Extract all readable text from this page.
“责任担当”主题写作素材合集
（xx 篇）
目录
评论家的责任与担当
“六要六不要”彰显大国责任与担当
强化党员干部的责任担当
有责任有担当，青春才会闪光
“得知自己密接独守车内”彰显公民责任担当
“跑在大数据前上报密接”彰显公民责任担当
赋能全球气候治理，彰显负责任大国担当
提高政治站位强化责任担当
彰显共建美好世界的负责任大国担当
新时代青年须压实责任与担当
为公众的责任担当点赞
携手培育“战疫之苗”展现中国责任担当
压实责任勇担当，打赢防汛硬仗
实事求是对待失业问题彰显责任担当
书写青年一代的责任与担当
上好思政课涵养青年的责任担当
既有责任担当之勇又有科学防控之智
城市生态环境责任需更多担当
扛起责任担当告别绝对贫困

::::::::

### Task details
Exactly reproduce all of the entries.

### Response
Extract all readable text from this page.
“责任担当”主题写作素材合集
（xx 篇）
目录
评论家的责任与担当
“六要六不要”彰显大国责任与担当
强化党员干部的责任担当
有责任有担当，青春才会闪光
“得知自己密接独守车内”彰显公民责任担当
“跑在大数据前上报密接”彰显公民责任担当
赋能全球气候治理，彰显负责任大国担当
提高政治站位强化责任担当
彰显共建美好世界的负责任大国担当
新时代青年须压实责任与担当
为公众的责任担当点赞
携手培育“战疫之苗”展现中国责任担当
压实责任勇担当，打赢防汛硬仗
实事求是对待失业问题彰显责任担当
书写青年一代的责任与担当
上好思政课涵养青年的责任担当
既有责任担当之勇又有科学防控之智
城市生态环境责任需更多担当
扛起责任担当告别绝对贫困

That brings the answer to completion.